The irony is that, while the roads are safer than ever, motorists have become more safety conscious. Back in the early 1970s, when your correspondent built a car for himself, he considered its backbone frame—made of pressed-steel sections braced with steel tubing—as state-of-the-art as far as crashworthiness was concerned. With the engine and transmission amidships, the front third of the vehicle was effectively a dedicated crumple zone. Likewise, the rear had strategically placed structural members designed to collapse on impact and mop up excess kinetic energy if shunted from behind. An added virtue was that, being a mere 1,450lb (660kg), the car had very little inertia to overcome relative to most other vehicles on the road, and thus tended to be shovelled down the highway intact when hit from behind (as has happened twice) rather than being crumpled on impact.
Today, though, he considers his beloved 39-year-old car a death trap, and won’t allow his wife or daughter to drive it or ride with him. The reason is not that he thinks it dangerous to drive. Over the decades he has upgraded—on a machine that was inherently safe to start with—the brakes, the tyres and the suspension, and made the frame torsionally even stiffer. As a result, the vehicle now has far more primary safety (the agility, stability and stopping power needed to avoid accidents) than the vast majority of modern cars.
The problem is the vehicle’s secondary safety—the ability to save occupants’ lives if the car is, despite all its primary safety, actually involved in a crash. While the car's original seat belts have been replaced with four-point harnesses, it still has no air-bags, nor any side-intrusion protection. Viewed from the side, its occupants sit within a fragile eggshell of fibreglass. Tee-boned at a crossing, they would be instant spam in a can.
That never used to enter your correspondent’s mind. Nowadays, he thinks about it every time he gets into the car. Put it down to better driver education, more graphic media coverage of road accidents, or simply old age. Yet, the likelihood of his ending his days that way is remote. Statistically, he is more likely to be murdered than to suffer a fatal side-impact.
Without question, the biggest killer stalking the roads today is driver distraction, followed by drink, speeding, fatigue, aggression and the weather. Researchers at Virginia Tech reckon 80% of crashes and 65% of near-crashes involve some form of distraction three seconds prior to the incident.
Despite the fact that it is illegal in many parts of America to use handheld phones while driving, the most common distractions behind the wheel remain texting and dialling. Motorists who text while driving increase their risk of a crash or near-crash 23-fold compared with those who do not. Reaching out for something inside the car represents a nine-fold increase in risk. Dialling causes a six-fold increase (see “Driven to distraction”, October 2nd 2009).
After much cajoling, carmakers are addressing such issues. At a recent get-together between traffic-safety officials and industry experts in Washington, DC, many of the speakers focused on preventing accidents rather than surviving them—in short, a timely re-examination of primary, instead of secondary, safety. Judging from what the NHTSA administrator, David Strickland, had to say, motorists can expect all manner of warning devices to appear inside their cars. One will beep if the driver inadvertently drifts out of lane. Another will screech when a vehicle approaches too fast from the side. Vehicles will talk to one another, warning their oblivious drivers of threats ahead. Rear-view cameras will warn when a child is playing behind a stationary vehicle.

■ Prompt 1: Translate this sentence from the car-safety article into Spanish: "Without question, the biggest killer stalking the roads today is driver distraction, followed by drink, speeding, fatigue, aggression and the weather."
■ Prompt 2: Write the next paragraph of the car-safety article, picking up after its last sentence.

■ Given data:
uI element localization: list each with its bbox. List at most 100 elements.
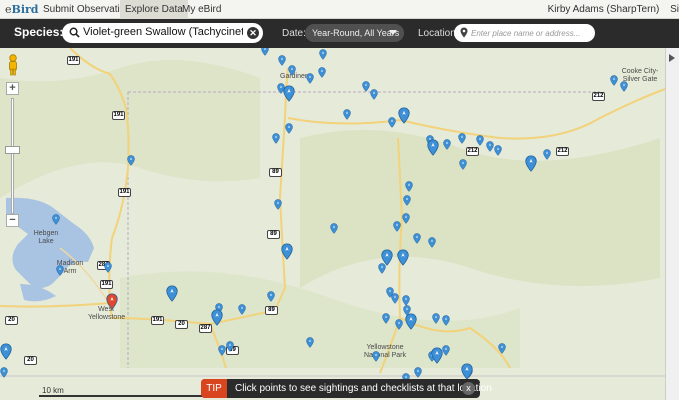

■ Output 1: Sin lugar a dudas, el mayor asesino que acecha hoy en las carreteras es la distracción al volante, seguida del alcohol, el exceso de velocidad, la fatiga, la agresividad y el mal tiempo.

■ Output 2:
But the technologies NHTSA is putting greatest emphasis on are those that keep intoxicated motorists off the road. Across America, a third of traffic fatalities these days are related to the use of alcohol. One system uses sensors developed by QinetiQ North America, a research and development company that spun out of the British defence establishment, that can measure a person’s blood-alcohol content through the skin. Attached to the steering wheel or the door handle, the device would stop anyone over the limit from driving home. To prevent such sensors from being thwarted by gloves, the vehicle would be activated only if the device received an actual reading of the person’s alcohol level below 0.08%.
Publicly, carmakers embrace such initiatives. Privately, they are leery of them. The added cost is one thing. Customer resistance is another. Then there are the legal liabilities resulting from all the likely false-positive responses that will doubtless lock a proportion of sober drivers out of their vehicles or incapacitate their engines in some way. Lawyers will have a field day.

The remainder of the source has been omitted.